■ Task ■
Bring together all lines of the material below that contain the string "subtitle".

■ Dataset content ■

■ ■ ■ ■ ■ ■ ■

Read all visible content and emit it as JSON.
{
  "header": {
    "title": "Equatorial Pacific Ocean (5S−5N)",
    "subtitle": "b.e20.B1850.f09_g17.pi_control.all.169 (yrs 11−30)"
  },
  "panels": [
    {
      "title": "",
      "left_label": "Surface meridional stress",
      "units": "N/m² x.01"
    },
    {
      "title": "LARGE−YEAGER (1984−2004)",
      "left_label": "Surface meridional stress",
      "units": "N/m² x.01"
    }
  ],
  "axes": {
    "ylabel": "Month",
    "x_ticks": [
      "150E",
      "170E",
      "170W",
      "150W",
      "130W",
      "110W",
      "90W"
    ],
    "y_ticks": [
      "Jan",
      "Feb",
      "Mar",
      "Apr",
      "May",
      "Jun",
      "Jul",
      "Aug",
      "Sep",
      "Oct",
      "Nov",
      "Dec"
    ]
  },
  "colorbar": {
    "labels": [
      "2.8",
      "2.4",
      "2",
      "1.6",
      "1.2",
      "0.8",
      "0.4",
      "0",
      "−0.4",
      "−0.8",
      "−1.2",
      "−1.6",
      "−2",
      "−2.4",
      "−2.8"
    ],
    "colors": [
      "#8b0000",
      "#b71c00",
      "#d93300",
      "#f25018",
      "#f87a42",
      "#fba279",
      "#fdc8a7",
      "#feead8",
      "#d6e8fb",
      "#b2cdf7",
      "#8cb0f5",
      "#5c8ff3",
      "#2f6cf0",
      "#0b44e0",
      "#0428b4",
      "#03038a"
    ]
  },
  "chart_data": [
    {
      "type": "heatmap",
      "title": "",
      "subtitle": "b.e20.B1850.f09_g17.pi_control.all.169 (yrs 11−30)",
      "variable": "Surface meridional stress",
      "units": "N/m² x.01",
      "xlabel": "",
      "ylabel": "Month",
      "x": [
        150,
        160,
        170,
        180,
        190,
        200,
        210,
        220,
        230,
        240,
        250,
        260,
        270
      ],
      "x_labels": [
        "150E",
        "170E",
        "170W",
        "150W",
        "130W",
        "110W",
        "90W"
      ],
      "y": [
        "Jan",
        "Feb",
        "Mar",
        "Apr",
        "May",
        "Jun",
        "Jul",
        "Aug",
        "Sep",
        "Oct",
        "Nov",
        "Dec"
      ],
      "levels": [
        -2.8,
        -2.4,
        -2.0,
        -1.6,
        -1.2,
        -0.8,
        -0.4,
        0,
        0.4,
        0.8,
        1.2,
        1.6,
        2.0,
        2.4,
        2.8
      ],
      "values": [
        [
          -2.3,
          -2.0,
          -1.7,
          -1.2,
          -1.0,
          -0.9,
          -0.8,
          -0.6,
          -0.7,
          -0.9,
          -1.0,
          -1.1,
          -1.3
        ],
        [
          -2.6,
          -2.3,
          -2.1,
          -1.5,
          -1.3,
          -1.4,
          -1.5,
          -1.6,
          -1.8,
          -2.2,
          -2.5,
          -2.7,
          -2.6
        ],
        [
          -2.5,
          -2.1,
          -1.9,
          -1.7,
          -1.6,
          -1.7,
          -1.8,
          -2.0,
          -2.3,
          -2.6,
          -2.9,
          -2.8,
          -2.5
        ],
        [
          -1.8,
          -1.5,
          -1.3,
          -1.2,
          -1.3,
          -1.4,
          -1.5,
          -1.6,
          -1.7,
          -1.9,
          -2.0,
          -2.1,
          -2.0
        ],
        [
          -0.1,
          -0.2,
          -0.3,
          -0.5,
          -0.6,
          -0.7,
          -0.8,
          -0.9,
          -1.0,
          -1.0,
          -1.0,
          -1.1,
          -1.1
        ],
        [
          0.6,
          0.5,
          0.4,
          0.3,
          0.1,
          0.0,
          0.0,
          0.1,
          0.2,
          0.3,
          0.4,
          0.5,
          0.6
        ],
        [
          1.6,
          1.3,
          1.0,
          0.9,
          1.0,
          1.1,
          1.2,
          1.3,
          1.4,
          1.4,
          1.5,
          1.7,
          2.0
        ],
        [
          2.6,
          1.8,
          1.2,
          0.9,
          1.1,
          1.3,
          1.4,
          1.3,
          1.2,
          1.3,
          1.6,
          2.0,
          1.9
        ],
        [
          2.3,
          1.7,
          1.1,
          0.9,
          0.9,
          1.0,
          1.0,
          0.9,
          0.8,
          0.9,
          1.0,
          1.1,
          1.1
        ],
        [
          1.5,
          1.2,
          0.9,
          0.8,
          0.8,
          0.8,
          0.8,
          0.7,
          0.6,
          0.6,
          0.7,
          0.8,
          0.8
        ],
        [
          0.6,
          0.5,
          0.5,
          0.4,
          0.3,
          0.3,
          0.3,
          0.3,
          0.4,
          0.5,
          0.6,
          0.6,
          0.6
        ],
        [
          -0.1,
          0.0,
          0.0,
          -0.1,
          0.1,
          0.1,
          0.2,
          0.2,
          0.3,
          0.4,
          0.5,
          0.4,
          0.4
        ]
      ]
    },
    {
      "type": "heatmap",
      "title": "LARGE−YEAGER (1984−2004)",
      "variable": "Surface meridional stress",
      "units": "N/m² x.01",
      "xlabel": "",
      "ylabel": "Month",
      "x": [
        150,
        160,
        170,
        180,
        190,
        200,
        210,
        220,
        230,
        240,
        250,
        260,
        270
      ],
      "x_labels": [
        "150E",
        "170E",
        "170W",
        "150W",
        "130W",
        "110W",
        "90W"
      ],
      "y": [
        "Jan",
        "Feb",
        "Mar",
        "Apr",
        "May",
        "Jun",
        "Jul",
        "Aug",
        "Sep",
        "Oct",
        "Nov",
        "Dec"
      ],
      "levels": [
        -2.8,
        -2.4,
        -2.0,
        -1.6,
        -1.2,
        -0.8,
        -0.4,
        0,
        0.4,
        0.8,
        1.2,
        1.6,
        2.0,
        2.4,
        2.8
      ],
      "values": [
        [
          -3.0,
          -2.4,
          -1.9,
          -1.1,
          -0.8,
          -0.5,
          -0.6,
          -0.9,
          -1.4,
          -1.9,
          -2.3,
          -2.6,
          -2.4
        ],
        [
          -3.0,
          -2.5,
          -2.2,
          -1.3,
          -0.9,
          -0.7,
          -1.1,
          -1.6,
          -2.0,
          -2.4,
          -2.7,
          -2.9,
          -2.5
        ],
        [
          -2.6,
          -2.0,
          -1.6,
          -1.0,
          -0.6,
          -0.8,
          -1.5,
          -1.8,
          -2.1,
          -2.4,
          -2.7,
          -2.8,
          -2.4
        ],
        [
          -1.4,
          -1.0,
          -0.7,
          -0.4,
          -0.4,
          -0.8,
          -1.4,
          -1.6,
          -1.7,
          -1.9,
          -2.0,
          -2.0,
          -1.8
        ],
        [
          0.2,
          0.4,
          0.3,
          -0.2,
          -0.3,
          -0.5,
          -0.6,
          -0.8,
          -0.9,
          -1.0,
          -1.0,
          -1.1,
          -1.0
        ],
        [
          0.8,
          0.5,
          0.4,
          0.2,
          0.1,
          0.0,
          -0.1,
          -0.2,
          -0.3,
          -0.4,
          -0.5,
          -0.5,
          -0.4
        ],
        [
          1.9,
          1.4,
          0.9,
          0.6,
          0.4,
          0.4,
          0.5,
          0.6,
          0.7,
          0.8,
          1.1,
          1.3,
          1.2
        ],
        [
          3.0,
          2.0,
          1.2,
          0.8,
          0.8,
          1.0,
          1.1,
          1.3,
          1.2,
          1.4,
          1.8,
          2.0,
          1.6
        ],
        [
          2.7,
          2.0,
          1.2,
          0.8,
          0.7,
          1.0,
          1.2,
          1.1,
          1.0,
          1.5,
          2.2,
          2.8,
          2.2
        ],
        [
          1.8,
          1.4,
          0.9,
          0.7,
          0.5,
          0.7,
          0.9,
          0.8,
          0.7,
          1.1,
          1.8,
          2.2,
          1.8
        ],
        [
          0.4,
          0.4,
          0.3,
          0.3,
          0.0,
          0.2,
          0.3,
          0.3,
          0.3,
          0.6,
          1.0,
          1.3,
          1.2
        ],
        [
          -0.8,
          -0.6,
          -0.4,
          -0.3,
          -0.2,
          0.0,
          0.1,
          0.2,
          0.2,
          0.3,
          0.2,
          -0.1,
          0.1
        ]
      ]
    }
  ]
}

■ ■ ■ ■ ■ ■ ■

■ Task solution ■
    "subtitle": "b.e20.B1850.f09_g17.pi_control.all.169 (yrs 11−30)"
      "subtitle": "b.e20.B1850.f09_g17.pi_control.all.169 (yrs 11−30)",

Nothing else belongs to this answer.